** Required work **
Produce a verbatim copy of the entries listed below.

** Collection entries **
######
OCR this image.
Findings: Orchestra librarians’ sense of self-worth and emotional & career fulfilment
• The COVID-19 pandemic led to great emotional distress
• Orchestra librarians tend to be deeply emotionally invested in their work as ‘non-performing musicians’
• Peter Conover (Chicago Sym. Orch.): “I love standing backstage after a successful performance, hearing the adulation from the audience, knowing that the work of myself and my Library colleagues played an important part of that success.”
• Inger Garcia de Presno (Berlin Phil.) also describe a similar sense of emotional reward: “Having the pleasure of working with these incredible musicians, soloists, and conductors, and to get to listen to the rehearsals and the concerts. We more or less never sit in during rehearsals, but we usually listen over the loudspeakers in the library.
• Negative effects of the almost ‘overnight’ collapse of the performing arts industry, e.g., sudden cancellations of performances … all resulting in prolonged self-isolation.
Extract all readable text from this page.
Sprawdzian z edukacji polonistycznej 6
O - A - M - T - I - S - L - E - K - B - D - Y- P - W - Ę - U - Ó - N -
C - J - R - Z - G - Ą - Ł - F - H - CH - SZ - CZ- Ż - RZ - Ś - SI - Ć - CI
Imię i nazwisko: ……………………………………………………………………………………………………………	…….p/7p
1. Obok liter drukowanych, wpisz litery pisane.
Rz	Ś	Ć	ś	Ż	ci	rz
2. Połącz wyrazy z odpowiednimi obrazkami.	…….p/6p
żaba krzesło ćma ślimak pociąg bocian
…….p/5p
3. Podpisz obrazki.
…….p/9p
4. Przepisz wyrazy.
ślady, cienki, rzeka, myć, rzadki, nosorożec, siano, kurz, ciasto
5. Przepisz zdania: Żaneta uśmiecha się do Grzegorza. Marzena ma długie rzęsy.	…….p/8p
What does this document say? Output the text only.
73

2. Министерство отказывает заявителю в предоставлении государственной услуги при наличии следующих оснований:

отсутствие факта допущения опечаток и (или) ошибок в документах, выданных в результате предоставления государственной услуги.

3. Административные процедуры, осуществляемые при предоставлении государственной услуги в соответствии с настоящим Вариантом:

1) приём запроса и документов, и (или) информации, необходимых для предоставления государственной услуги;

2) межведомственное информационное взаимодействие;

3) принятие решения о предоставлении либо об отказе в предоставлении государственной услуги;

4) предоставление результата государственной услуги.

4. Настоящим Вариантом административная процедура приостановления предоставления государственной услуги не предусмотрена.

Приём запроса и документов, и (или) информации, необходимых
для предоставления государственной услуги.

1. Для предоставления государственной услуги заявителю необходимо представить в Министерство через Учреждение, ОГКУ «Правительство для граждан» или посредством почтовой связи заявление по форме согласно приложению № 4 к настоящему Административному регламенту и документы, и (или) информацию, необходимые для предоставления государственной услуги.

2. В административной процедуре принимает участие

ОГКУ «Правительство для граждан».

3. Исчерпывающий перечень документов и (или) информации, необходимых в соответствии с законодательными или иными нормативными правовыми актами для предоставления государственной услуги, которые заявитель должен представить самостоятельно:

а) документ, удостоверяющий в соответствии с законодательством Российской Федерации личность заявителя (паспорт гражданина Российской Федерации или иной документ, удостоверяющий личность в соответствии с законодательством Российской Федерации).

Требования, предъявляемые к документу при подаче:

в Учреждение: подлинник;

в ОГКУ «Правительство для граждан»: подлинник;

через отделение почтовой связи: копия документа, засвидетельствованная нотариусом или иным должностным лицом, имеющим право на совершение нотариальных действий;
######
** Final answer **
OCR this image.
Findings: Orchestra librarians’ sense of self-worth and emotional & career fulfilment
• The COVID-19 pandemic led to great emotional distress
• Orchestra librarians tend to be deeply emotionally invested in their work as ‘non-performing musicians’
• Peter Conover (Chicago Sym. Orch.): “I love standing backstage after a successful performance, hearing the adulation from the audience, knowing that the work of myself and my Library colleagues played an important part of that success.”
• Inger Garcia de Presno (Berlin Phil.) also describe a similar sense of emotional reward: “Having the pleasure of working with these incredible musicians, soloists, and conductors, and to get to listen to the rehearsals and the concerts. We more or less never sit in during rehearsals, but we usually listen over the loudspeakers in the library.
• Negative effects of the almost ‘overnight’ collapse of the performing arts industry, e.g., sudden cancellations of performances … all resulting in prolonged self-isolation.
Extract all readable text from this page.
Sprawdzian z edukacji polonistycznej 6
O - A - M - T - I - S - L - E - K - B - D - Y- P - W - Ę - U - Ó - N -
C - J - R - Z - G - Ą - Ł - F - H - CH - SZ - CZ- Ż - RZ - Ś - SI - Ć - CI
Imię i nazwisko: ……………………………………………………………………………………………………………	…….p/7p
1. Obok liter drukowanych, wpisz litery pisane.
Rz	Ś	Ć	ś	Ż	ci	rz
2. Połącz wyrazy z odpowiednimi obrazkami.	…….p/6p
żaba krzesło ćma ślimak pociąg bocian
…….p/5p
3. Podpisz obrazki.
…….p/9p
4. Przepisz wyrazy.
ślady, cienki, rzeka, myć, rzadki, nosorożec, siano, kurz, ciasto
5. Przepisz zdania: Żaneta uśmiecha się do Grzegorza. Marzena ma długie rzęsy.	…….p/8p
What does this document say? Output the text only.
73

2. Министерство отказывает заявителю в предоставлении государственной услуги при наличии следующих оснований:

отсутствие факта допущения опечаток и (или) ошибок в документах, выданных в результате предоставления государственной услуги.

3. Административные процедуры, осуществляемые при предоставлении государственной услуги в соответствии с настоящим Вариантом:

1) приём запроса и документов, и (или) информации, необходимых для предоставления государственной услуги;

2) межведомственное информационное взаимодействие;

3) принятие решения о предоставлении либо об отказе в предоставлении государственной услуги;

4) предоставление результата государственной услуги.

4. Настоящим Вариантом административная процедура приостановления предоставления государственной услуги не предусмотрена.

Приём запроса и документов, и (или) информации, необходимых
для предоставления государственной услуги.

1. Для предоставления государственной услуги заявителю необходимо представить в Министерство через Учреждение, ОГКУ «Правительство для граждан» или посредством почтовой связи заявление по форме согласно приложению № 4 к настоящему Административному регламенту и документы, и (или) информацию, необходимые для предоставления государственной услуги.

2. В административной процедуре принимает участие

ОГКУ «Правительство для граждан».

3. Исчерпывающий перечень документов и (или) информации, необходимых в соответствии с законодательными или иными нормативными правовыми актами для предоставления государственной услуги, которые заявитель должен представить самостоятельно:

а) документ, удостоверяющий в соответствии с законодательством Российской Федерации личность заявителя (паспорт гражданина Российской Федерации или иной документ, удостоверяющий личность в соответствии с законодательством Российской Федерации).

Требования, предъявляемые к документу при подаче:

в Учреждение: подлинник;

в ОГКУ «Правительство для граждан»: подлинник;

через отделение почтовой связи: копия документа, засвидетельствованная нотариусом или иным должностным лицом, имеющим право на совершение нотариальных действий;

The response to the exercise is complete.